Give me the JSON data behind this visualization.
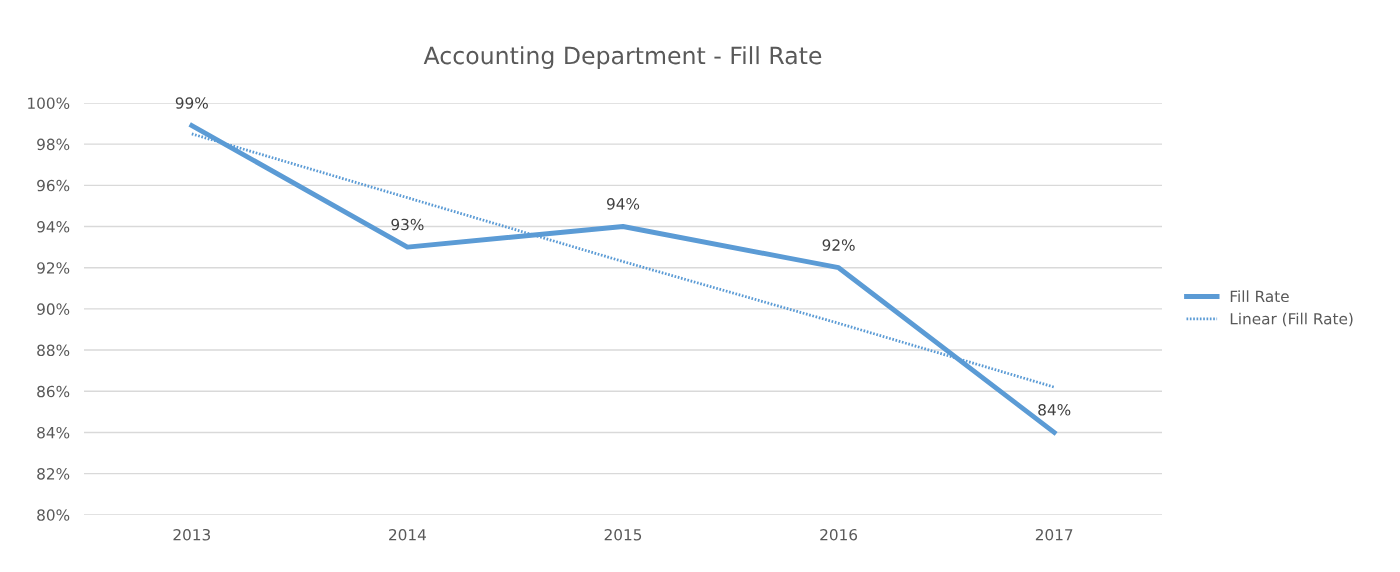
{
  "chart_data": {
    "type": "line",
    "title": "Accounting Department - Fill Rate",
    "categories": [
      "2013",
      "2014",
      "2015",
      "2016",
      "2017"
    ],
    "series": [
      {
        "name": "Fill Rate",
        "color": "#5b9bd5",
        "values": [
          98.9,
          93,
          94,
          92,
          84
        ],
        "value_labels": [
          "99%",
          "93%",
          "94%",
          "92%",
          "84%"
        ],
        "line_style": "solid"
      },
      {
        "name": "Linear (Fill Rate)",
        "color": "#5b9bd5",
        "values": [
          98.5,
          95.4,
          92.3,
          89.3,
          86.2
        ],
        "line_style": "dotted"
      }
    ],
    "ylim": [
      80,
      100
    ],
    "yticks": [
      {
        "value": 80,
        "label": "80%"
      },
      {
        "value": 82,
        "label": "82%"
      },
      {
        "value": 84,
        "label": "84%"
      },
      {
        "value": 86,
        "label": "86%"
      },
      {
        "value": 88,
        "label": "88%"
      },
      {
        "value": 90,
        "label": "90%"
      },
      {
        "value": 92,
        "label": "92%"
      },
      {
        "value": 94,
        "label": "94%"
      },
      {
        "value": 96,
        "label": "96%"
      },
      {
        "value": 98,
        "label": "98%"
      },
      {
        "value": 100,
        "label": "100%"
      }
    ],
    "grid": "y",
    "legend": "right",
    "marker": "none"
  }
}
+===+
## TASK PROMPT
Copy the records exactly. Skip the pictures.

## SOLUTION FOR THIS PROBLEM
Give me the JSON data behind this visualization.
{
  "chart_data": {
    "type": "line",
    "title": "Accounting Department - Fill Rate",
    "categories": [
      "2013",
      "2014",
      "2015",
      "2016",
      "2017"
    ],
    "series": [
      {
        "name": "Fill Rate",
        "color": "#5b9bd5",
        "values": [
          98.9,
          93,
          94,
          92,
          84
        ],
        "value_labels": [
          "99%",
          "93%",
          "94%",
          "92%",
          "84%"
        ],
        "line_style": "solid"
      },
      {
        "name": "Linear (Fill Rate)",
        "color": "#5b9bd5",
        "values": [
          98.5,
          95.4,
          92.3,
          89.3,
          86.2
        ],
        "line_style": "dotted"
      }
    ],
    "ylim": [
      80,
      100
    ],
    "yticks": [
      {
        "value": 80,
        "label": "80%"
      },
      {
        "value": 82,
        "label": "82%"
      },
      {
        "value": 84,
        "label": "84%"
      },
      {
        "value": 86,
        "label": "86%"
      },
      {
        "value": 88,
        "label": "88%"
      },
      {
        "value": 90,
        "label": "90%"
      },
      {
        "value": 92,
        "label": "92%"
      },
      {
        "value": 94,
        "label": "94%"
      },
      {
        "value": 96,
        "label": "96%"
      },
      {
        "value": 98,
        "label": "98%"
      },
      {
        "value": 100,
        "label": "100%"
      }
    ],
    "grid": "y",
    "legend": "right",
    "marker": "none"
  }
}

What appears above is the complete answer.